Start of DATASET

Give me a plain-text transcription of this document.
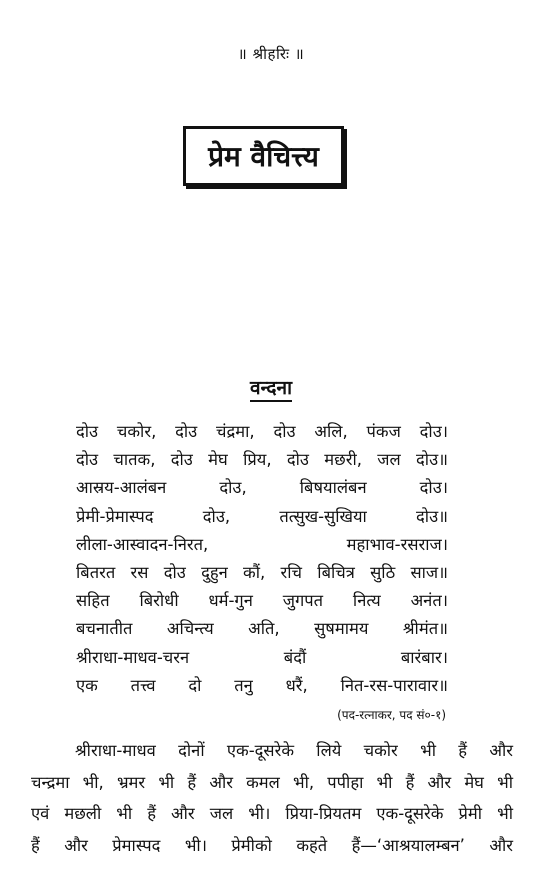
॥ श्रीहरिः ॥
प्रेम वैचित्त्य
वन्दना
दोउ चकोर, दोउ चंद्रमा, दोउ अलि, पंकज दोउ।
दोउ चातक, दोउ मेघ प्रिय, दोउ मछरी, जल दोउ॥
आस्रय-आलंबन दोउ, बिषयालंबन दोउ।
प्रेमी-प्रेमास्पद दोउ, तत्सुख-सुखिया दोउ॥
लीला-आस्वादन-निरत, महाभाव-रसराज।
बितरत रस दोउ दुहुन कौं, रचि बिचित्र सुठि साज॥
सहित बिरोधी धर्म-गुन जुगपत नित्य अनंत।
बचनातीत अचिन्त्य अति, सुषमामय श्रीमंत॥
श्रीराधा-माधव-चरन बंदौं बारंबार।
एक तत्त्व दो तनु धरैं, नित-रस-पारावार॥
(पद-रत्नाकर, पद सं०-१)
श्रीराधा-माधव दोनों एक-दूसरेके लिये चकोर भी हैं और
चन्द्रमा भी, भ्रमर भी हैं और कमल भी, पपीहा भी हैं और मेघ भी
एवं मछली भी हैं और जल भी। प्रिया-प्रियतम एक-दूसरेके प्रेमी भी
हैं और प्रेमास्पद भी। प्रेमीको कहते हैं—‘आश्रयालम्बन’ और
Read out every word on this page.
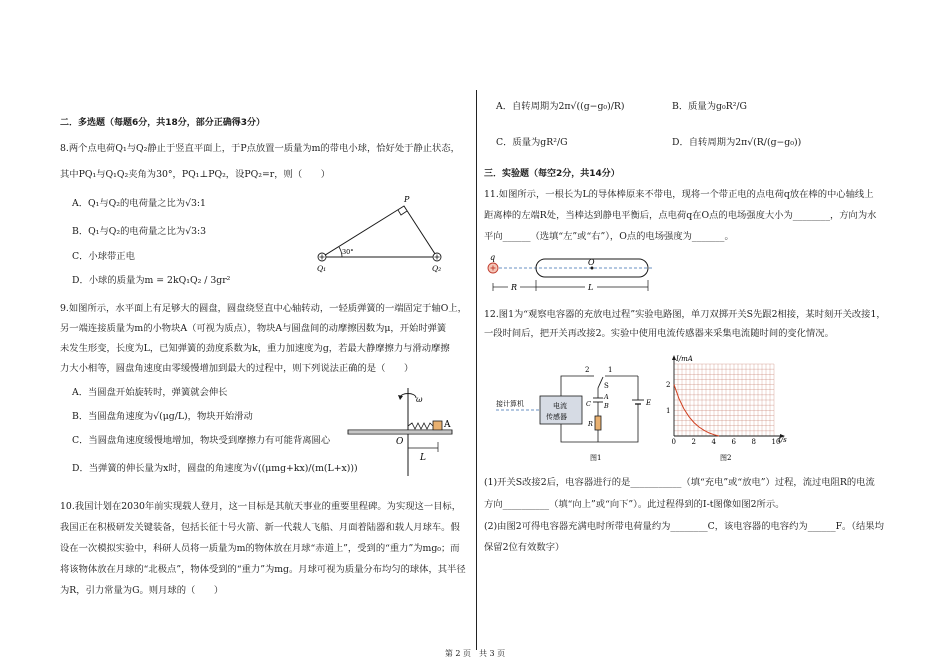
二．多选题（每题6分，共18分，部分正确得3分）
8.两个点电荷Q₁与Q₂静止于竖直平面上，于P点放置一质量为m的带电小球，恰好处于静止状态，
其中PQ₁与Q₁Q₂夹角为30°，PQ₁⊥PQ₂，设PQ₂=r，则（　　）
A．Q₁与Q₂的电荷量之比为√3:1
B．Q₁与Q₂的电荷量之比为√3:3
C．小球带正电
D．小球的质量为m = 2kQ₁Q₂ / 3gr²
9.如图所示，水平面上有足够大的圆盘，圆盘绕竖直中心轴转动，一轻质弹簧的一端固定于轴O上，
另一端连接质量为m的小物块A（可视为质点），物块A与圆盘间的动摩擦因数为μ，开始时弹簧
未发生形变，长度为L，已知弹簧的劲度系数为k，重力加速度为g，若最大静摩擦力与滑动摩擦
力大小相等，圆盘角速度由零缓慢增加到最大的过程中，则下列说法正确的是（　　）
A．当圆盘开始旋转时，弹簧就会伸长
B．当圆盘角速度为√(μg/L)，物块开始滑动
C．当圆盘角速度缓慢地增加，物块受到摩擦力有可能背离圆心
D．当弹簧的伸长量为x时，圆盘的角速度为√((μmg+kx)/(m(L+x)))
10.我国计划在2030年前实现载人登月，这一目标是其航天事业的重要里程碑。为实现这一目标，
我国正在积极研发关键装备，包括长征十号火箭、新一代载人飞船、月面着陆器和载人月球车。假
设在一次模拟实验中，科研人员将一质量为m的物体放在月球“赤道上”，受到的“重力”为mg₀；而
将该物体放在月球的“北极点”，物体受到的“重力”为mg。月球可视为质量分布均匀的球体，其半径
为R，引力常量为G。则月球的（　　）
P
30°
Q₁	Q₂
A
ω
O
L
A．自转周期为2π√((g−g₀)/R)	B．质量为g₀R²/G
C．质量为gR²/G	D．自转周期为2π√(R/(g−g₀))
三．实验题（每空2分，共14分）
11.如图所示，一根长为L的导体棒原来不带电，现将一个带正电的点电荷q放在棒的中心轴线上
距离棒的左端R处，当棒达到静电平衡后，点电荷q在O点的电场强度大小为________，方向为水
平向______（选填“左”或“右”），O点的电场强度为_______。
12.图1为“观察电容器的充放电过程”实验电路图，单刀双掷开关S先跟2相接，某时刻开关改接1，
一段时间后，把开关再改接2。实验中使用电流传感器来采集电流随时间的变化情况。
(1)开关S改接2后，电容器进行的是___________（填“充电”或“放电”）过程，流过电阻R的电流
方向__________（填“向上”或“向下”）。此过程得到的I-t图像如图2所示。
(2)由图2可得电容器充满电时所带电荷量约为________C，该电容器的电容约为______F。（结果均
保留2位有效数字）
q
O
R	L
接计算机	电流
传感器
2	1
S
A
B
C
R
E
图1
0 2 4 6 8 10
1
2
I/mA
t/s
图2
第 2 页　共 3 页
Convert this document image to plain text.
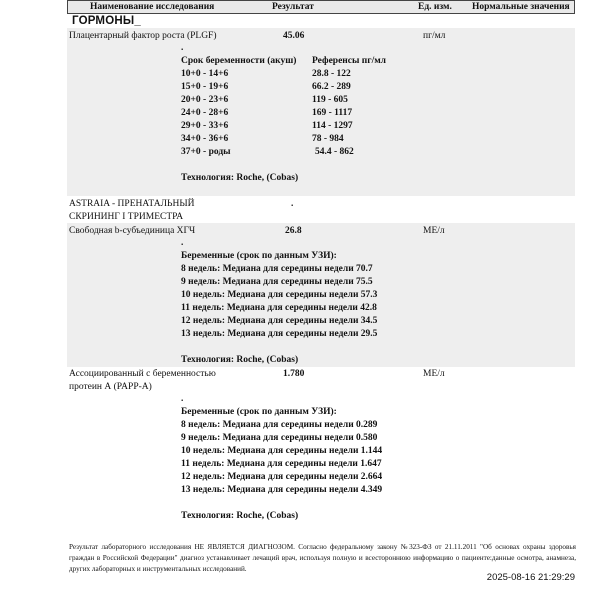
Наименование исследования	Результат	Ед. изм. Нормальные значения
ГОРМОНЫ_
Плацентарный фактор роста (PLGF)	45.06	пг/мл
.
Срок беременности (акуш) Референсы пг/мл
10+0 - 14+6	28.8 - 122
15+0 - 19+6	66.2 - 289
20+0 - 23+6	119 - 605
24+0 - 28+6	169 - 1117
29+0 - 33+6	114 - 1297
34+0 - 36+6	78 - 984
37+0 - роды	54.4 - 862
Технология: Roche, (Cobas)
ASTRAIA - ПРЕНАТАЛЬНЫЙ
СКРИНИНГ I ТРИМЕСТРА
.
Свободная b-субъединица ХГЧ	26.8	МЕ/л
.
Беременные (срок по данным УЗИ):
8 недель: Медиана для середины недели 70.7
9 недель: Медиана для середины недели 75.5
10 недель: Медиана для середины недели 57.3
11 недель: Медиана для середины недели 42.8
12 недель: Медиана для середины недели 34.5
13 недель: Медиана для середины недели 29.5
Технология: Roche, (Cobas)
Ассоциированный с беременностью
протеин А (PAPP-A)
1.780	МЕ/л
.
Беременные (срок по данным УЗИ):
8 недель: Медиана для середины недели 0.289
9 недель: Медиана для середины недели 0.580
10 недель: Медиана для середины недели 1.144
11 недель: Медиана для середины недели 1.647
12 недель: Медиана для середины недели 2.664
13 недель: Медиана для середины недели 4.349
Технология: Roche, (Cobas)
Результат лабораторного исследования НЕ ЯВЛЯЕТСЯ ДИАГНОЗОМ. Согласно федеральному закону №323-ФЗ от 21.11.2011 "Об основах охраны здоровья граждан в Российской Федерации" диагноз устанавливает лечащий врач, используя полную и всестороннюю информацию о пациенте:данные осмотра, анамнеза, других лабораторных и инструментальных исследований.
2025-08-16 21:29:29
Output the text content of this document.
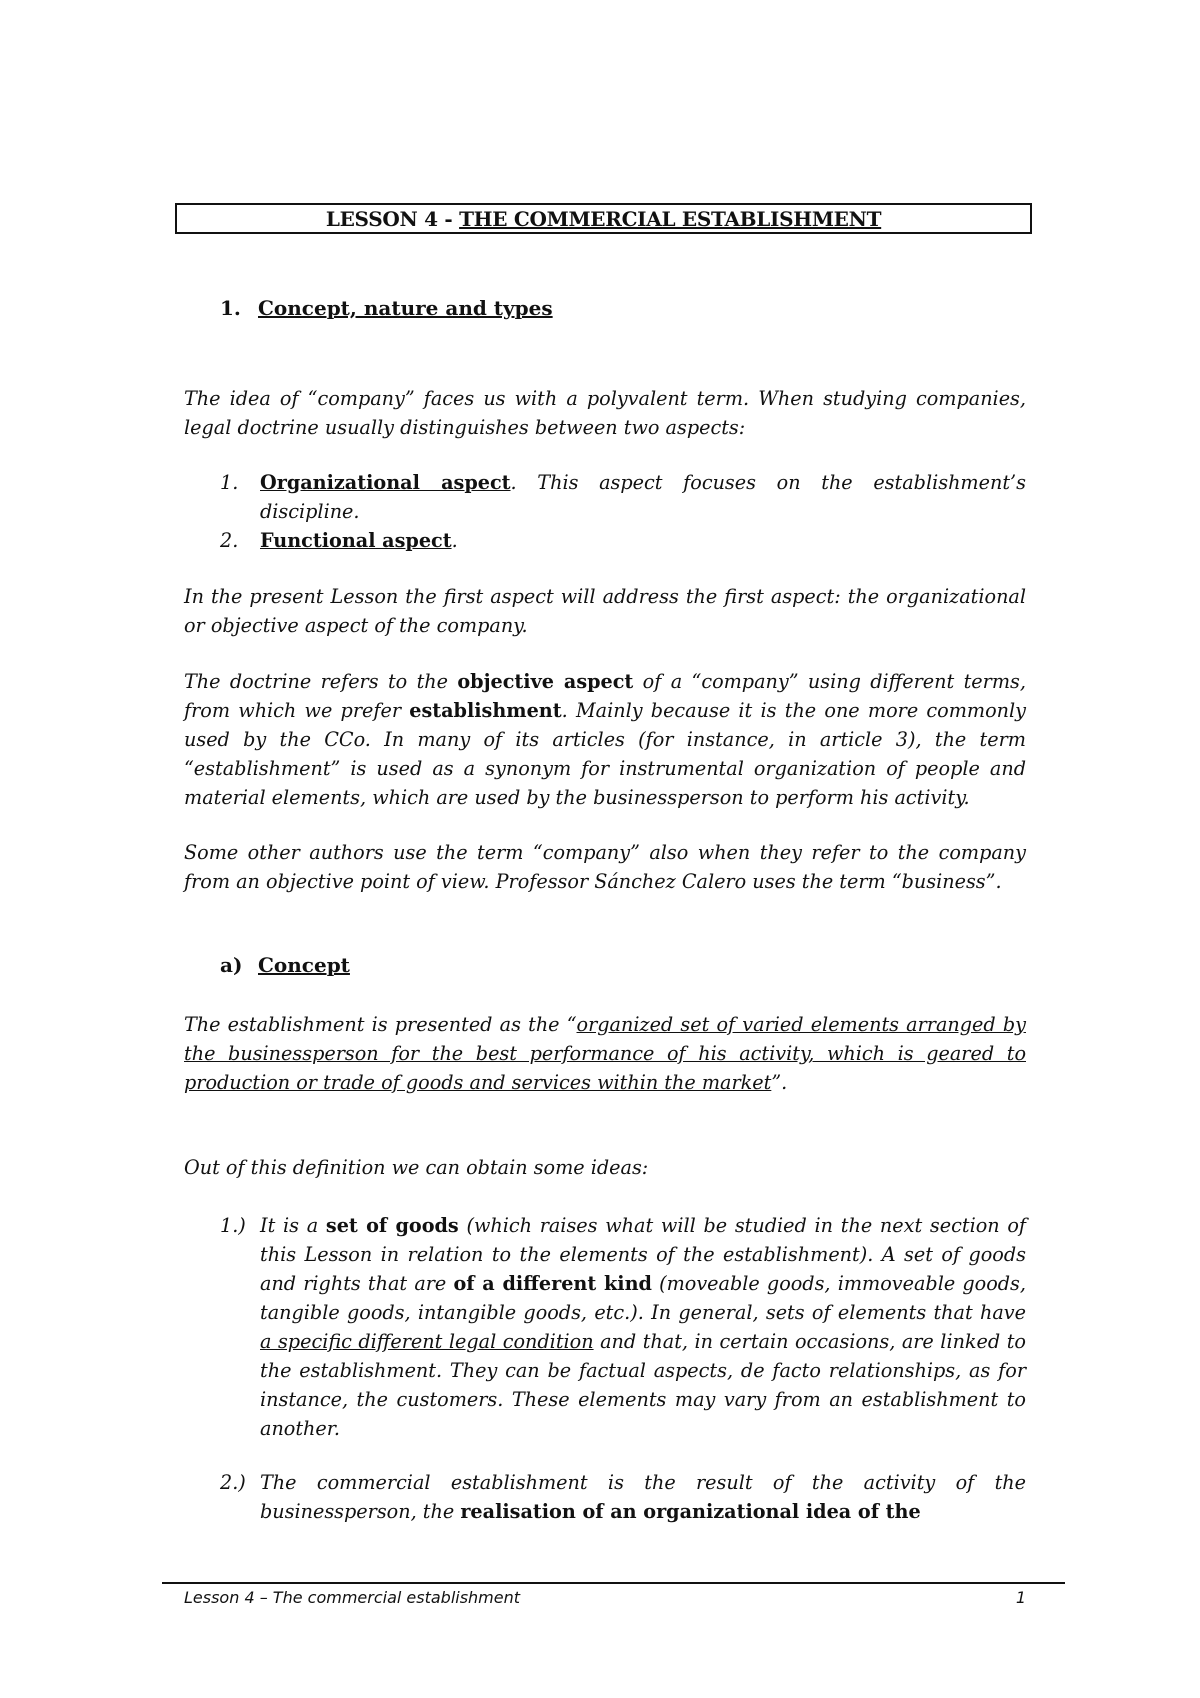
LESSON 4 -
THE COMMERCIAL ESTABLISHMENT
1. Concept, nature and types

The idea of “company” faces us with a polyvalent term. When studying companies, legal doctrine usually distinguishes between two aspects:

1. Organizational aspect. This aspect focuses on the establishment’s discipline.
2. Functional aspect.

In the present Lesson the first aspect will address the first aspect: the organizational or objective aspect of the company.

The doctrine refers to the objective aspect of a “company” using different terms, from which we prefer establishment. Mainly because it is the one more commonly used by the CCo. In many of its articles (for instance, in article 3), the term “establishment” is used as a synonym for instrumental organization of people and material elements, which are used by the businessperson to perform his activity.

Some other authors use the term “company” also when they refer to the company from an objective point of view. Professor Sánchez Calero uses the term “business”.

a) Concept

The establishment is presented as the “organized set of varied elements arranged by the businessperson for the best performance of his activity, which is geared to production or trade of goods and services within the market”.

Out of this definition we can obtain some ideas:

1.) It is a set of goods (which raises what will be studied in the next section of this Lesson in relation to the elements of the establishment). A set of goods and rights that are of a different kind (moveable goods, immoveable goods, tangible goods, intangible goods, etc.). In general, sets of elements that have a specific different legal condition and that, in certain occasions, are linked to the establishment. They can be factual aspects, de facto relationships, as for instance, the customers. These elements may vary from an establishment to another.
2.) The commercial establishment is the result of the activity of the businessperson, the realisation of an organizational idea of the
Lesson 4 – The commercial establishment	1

End of DATASET

WORK INSTRUCTIONS:
Repeat the records in full, exactly as they appear, without the pictures.

SOLUTION TO THIS TASK:
Give me a plain-text transcription of this document.
॥ श्रीहरिः ॥
प्रेम वैचित्त्य
वन्दना
दोउ चकोर, दोउ चंद्रमा, दोउ अलि, पंकज दोउ।
दोउ चातक, दोउ मेघ प्रिय, दोउ मछरी, जल दोउ॥
आस्रय-आलंबन दोउ, बिषयालंबन दोउ।
प्रेमी-प्रेमास्पद दोउ, तत्सुख-सुखिया दोउ॥
लीला-आस्वादन-निरत, महाभाव-रसराज।
बितरत रस दोउ दुहुन कौं, रचि बिचित्र सुठि साज॥
सहित बिरोधी धर्म-गुन जुगपत नित्य अनंत।
बचनातीत अचिन्त्य अति, सुषमामय श्रीमंत॥
श्रीराधा-माधव-चरन बंदौं बारंबार।
एक तत्त्व दो तनु धरैं, नित-रस-पारावार॥
(पद-रत्नाकर, पद सं०-१)
श्रीराधा-माधव दोनों एक-दूसरेके लिये चकोर भी हैं और
चन्द्रमा भी, भ्रमर भी हैं और कमल भी, पपीहा भी हैं और मेघ भी
एवं मछली भी हैं और जल भी। प्रिया-प्रियतम एक-दूसरेके प्रेमी भी
हैं और प्रेमास्पद भी। प्रेमीको कहते हैं—‘आश्रयालम्बन’ और
Read out every word on this page.
二．多选题（每题6分，共18分，部分正确得3分）
8.两个点电荷Q₁与Q₂静止于竖直平面上，于P点放置一质量为m的带电小球，恰好处于静止状态，
其中PQ₁与Q₁Q₂夹角为30°，PQ₁⊥PQ₂，设PQ₂=r，则（　　）
A．Q₁与Q₂的电荷量之比为√3:1
B．Q₁与Q₂的电荷量之比为√3:3
C．小球带正电
D．小球的质量为m = 2kQ₁Q₂ / 3gr²
9.如图所示，水平面上有足够大的圆盘，圆盘绕竖直中心轴转动，一轻质弹簧的一端固定于轴O上，
另一端连接质量为m的小物块A（可视为质点），物块A与圆盘间的动摩擦因数为μ，开始时弹簧
未发生形变，长度为L，已知弹簧的劲度系数为k，重力加速度为g，若最大静摩擦力与滑动摩擦
力大小相等，圆盘角速度由零缓慢增加到最大的过程中，则下列说法正确的是（　　）
A．当圆盘开始旋转时，弹簧就会伸长
B．当圆盘角速度为√(μg/L)，物块开始滑动
C．当圆盘角速度缓慢地增加，物块受到摩擦力有可能背离圆心
D．当弹簧的伸长量为x时，圆盘的角速度为√((μmg+kx)/(m(L+x)))
10.我国计划在2030年前实现载人登月，这一目标是其航天事业的重要里程碑。为实现这一目标，
我国正在积极研发关键装备，包括长征十号火箭、新一代载人飞船、月面着陆器和载人月球车。假
设在一次模拟实验中，科研人员将一质量为m的物体放在月球“赤道上”，受到的“重力”为mg₀；而
将该物体放在月球的“北极点”，物体受到的“重力”为mg。月球可视为质量分布均匀的球体，其半径
为R，引力常量为G。则月球的（　　）
P
30°
Q₁	Q₂
A
ω
O
L
A．自转周期为2π√((g−g₀)/R)	B．质量为g₀R²/G
C．质量为gR²/G	D．自转周期为2π√(R/(g−g₀))
三．实验题（每空2分，共14分）
11.如图所示，一根长为L的导体棒原来不带电，现将一个带正电的点电荷q放在棒的中心轴线上
距离棒的左端R处，当棒达到静电平衡后，点电荷q在O点的电场强度大小为________，方向为水
平向______（选填“左”或“右”），O点的电场强度为_______。
12.图1为“观察电容器的充放电过程”实验电路图，单刀双掷开关S先跟2相接，某时刻开关改接1，
一段时间后，把开关再改接2。实验中使用电流传感器来采集电流随时间的变化情况。
(1)开关S改接2后，电容器进行的是___________（填“充电”或“放电”）过程，流过电阻R的电流
方向__________（填“向上”或“向下”）。此过程得到的I-t图像如图2所示。
(2)由图2可得电容器充满电时所带电荷量约为________C，该电容器的电容约为______F。（结果均
保留2位有效数字）
q
O
R	L
接计算机	电流
传感器
2	1
S
A
B
C
R
E
图1
0 2 4 6 8 10
1
2
I/mA
t/s
图2
第 2 页　共 3 页
Convert this document image to plain text.
Наименование исследования	Результат	Ед. изм. Нормальные значения
ГОРМОНЫ_
Плацентарный фактор роста (PLGF)	45.06	пг/мл
.
Срок беременности (акуш) Референсы пг/мл
10+0 - 14+6	28.8 - 122
15+0 - 19+6	66.2 - 289
20+0 - 23+6	119 - 605
24+0 - 28+6	169 - 1117
29+0 - 33+6	114 - 1297
34+0 - 36+6	78 - 984
37+0 - роды	54.4 - 862
Технология: Roche, (Cobas)
ASTRAIA - ПРЕНАТАЛЬНЫЙ
СКРИНИНГ I ТРИМЕСТРА
.
Свободная b-субъединица ХГЧ	26.8	МЕ/л
.
Беременные (срок по данным УЗИ):
8 недель: Медиана для середины недели 70.7
9 недель: Медиана для середины недели 75.5
10 недель: Медиана для середины недели 57.3
11 недель: Медиана для середины недели 42.8
12 недель: Медиана для середины недели 34.5
13 недель: Медиана для середины недели 29.5
Технология: Roche, (Cobas)
Ассоциированный с беременностью
протеин А (PAPP-A)
1.780	МЕ/л
.
Беременные (срок по данным УЗИ):
8 недель: Медиана для середины недели 0.289
9 недель: Медиана для середины недели 0.580
10 недель: Медиана для середины недели 1.144
11 недель: Медиана для середины недели 1.647
12 недель: Медиана для середины недели 2.664
13 недель: Медиана для середины недели 4.349
Технология: Roche, (Cobas)
Результат лабораторного исследования НЕ ЯВЛЯЕТСЯ ДИАГНОЗОМ. Согласно федеральному закону №323-ФЗ от 21.11.2011 "Об основах охраны здоровья граждан в Российской Федерации" диагноз устанавливает лечащий врач, используя полную и всестороннюю информацию о пациенте:данные осмотра, анамнеза, других лабораторных и инструментальных исследований.
2025-08-16 21:29:29
Output the text content of this document.
LESSON 4 -
THE COMMERCIAL ESTABLISHMENT
1. Concept, nature and types

The idea of “company” faces us with a polyvalent term. When studying companies, legal doctrine usually distinguishes between two aspects:

1. Organizational aspect. This aspect focuses on the establishment’s discipline.
2. Functional aspect.

In the present Lesson the first aspect will address the first aspect: the organizational or objective aspect of the company.

The doctrine refers to the objective aspect of a “company” using different terms, from which we prefer establishment. Mainly because it is the one more commonly used by the CCo. In many of its articles (for instance, in article 3), the term “establishment” is used as a synonym for instrumental organization of people and material elements, which are used by the businessperson to perform his activity.

Some other authors use the term “company” also when they refer to the company from an objective point of view. Professor Sánchez Calero uses the term “business”.

a) Concept

The establishment is presented as the “organized set of varied elements arranged by the businessperson for the best performance of his activity, which is geared to production or trade of goods and services within the market”.

Out of this definition we can obtain some ideas:

1.) It is a set of goods (which raises what will be studied in the next section of this Lesson in relation to the elements of the establishment). A set of goods and rights that are of a different kind (moveable goods, immoveable goods, tangible goods, intangible goods, etc.). In general, sets of elements that have a specific different legal condition and that, in certain occasions, are linked to the establishment. They can be factual aspects, de facto relationships, as for instance, the customers. These elements may vary from an establishment to another.
2.) The commercial establishment is the result of the activity of the businessperson, the realisation of an organizational idea of the
Lesson 4 – The commercial establishment	1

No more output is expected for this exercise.